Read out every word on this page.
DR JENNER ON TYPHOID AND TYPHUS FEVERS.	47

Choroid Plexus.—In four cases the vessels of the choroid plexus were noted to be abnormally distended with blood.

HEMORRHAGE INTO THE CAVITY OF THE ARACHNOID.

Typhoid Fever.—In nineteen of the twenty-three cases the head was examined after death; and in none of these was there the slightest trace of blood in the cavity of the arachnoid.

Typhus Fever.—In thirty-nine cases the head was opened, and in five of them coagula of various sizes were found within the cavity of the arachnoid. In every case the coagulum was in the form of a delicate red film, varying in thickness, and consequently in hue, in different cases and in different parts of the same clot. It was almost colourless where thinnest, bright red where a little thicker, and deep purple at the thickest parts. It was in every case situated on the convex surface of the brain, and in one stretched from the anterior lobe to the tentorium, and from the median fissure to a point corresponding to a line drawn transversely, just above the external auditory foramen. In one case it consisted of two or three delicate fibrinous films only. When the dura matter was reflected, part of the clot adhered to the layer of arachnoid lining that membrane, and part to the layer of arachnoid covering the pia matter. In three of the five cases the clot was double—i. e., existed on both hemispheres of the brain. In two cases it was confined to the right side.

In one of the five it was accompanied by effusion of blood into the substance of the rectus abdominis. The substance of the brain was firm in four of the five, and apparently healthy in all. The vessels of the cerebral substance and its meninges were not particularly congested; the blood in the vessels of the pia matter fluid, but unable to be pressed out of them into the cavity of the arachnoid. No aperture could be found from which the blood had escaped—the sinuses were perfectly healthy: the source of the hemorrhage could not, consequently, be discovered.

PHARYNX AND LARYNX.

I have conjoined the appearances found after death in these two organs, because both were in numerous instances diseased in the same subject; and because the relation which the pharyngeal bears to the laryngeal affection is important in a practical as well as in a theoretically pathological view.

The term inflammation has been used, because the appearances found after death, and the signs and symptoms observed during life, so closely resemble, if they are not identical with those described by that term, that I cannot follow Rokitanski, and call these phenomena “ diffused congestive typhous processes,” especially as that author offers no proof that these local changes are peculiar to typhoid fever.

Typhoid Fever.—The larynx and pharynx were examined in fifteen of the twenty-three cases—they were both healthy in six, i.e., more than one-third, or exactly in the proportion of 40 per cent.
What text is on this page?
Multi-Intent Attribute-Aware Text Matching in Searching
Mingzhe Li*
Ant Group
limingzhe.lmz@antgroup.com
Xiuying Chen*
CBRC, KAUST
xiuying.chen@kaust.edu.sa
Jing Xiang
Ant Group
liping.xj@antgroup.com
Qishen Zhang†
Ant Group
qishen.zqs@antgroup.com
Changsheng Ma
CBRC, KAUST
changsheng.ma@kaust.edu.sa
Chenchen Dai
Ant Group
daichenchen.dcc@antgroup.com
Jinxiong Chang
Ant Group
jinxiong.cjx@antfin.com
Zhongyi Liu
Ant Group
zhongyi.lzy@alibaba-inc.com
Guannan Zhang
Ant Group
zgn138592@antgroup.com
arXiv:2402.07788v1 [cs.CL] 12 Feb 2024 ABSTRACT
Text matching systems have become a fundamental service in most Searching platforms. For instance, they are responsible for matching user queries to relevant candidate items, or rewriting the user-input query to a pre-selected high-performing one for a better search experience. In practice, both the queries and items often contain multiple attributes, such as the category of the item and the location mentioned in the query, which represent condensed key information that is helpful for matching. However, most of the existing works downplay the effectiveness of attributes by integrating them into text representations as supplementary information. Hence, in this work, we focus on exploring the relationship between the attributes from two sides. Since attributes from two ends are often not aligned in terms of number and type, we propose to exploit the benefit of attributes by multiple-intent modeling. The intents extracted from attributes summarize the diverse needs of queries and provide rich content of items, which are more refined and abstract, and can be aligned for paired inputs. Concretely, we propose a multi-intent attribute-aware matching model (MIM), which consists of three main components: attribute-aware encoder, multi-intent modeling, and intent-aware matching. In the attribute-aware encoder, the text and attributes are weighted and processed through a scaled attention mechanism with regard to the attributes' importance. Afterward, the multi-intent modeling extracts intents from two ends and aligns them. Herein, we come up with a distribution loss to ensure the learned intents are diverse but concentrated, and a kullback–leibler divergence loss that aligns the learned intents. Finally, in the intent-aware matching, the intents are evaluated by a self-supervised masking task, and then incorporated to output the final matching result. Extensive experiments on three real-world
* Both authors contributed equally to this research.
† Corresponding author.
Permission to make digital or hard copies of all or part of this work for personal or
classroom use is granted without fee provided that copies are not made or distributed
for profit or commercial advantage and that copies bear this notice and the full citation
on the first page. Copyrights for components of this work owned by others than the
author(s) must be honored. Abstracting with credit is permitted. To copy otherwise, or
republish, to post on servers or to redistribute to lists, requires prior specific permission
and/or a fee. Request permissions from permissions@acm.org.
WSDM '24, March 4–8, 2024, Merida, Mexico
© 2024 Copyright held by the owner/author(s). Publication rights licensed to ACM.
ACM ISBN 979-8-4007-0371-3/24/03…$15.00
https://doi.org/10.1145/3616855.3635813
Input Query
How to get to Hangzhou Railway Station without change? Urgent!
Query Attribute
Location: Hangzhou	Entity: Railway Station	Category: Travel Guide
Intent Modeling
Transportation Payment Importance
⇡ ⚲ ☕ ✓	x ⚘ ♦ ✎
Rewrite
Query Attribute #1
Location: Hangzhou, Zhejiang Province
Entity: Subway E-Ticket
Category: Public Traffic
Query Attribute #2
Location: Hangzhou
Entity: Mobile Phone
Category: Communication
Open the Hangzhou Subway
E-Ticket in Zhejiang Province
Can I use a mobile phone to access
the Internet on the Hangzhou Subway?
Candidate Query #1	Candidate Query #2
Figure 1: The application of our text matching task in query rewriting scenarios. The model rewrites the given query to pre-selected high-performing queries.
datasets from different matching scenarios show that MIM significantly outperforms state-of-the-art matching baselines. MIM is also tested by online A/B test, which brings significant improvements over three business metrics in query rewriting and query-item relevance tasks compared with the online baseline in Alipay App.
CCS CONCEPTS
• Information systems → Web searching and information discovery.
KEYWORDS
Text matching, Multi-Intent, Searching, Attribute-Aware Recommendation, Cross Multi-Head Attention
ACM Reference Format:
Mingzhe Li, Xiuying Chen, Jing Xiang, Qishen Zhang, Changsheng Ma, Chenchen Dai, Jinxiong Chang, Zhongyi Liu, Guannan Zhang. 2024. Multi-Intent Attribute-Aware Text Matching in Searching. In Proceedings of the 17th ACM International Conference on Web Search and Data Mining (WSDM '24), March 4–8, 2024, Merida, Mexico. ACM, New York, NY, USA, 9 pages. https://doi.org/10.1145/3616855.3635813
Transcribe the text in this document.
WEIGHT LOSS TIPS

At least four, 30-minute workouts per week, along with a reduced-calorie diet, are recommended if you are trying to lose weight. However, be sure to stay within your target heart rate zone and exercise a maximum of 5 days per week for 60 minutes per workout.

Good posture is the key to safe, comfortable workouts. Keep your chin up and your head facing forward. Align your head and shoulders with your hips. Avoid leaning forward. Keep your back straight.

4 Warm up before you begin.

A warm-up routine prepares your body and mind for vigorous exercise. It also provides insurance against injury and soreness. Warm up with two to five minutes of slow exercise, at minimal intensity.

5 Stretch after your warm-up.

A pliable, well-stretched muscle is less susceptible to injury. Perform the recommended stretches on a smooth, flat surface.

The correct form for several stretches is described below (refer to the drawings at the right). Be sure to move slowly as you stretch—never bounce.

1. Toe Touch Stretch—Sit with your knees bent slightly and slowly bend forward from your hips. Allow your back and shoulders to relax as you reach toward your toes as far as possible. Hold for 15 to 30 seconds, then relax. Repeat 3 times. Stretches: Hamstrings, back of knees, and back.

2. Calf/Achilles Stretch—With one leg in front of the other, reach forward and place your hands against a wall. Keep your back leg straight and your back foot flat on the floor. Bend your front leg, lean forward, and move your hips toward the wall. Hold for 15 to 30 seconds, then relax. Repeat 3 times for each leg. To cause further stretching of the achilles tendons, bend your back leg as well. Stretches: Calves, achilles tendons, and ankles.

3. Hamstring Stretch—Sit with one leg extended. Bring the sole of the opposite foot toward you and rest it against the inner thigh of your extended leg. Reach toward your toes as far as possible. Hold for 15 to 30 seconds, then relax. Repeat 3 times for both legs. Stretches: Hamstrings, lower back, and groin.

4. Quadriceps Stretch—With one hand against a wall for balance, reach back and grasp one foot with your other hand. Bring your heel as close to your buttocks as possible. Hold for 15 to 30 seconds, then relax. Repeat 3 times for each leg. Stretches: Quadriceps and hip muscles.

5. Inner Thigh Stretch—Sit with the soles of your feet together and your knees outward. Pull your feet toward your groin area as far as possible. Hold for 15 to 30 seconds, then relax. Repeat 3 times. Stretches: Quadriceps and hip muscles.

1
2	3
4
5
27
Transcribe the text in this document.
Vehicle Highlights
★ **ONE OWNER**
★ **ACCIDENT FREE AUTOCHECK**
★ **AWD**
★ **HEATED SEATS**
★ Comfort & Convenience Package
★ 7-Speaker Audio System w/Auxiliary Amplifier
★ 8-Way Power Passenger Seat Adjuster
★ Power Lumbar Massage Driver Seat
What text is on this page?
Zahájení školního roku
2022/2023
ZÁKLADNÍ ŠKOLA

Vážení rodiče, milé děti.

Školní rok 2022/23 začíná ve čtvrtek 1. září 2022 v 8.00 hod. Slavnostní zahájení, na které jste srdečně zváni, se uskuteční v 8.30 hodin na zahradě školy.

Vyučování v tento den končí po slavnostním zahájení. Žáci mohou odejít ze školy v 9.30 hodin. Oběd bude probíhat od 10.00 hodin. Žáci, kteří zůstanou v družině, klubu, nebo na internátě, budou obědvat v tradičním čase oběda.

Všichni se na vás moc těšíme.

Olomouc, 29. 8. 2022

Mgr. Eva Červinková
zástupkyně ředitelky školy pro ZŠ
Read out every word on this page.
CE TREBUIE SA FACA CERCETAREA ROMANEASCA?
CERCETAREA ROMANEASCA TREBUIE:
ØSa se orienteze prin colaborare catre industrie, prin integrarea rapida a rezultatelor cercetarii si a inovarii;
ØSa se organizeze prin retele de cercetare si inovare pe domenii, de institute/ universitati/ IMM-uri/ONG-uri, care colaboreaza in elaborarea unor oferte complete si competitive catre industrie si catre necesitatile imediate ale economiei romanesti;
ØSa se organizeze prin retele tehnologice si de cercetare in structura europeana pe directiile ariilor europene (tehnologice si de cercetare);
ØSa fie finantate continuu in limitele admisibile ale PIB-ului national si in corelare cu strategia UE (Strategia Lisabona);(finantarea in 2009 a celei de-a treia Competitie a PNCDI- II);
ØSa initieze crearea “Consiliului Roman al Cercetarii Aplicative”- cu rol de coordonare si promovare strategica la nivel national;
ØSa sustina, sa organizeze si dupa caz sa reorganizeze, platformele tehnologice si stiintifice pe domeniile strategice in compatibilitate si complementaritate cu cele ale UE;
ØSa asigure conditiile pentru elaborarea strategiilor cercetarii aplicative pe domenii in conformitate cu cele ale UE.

> [DO THIS]:
Which lines of the material contain the string "than"? List each of them.

> [ANSWER FOR THIS EXERCISE]:
Typhoid Fever.—The larynx and pharynx were examined in fifteen of the twenty-three cases—they were both healthy in six, i.e., more than one-third, or exactly in the proportion of 40 per cent.
on the first page. Copyrights for components of this work owned by others than the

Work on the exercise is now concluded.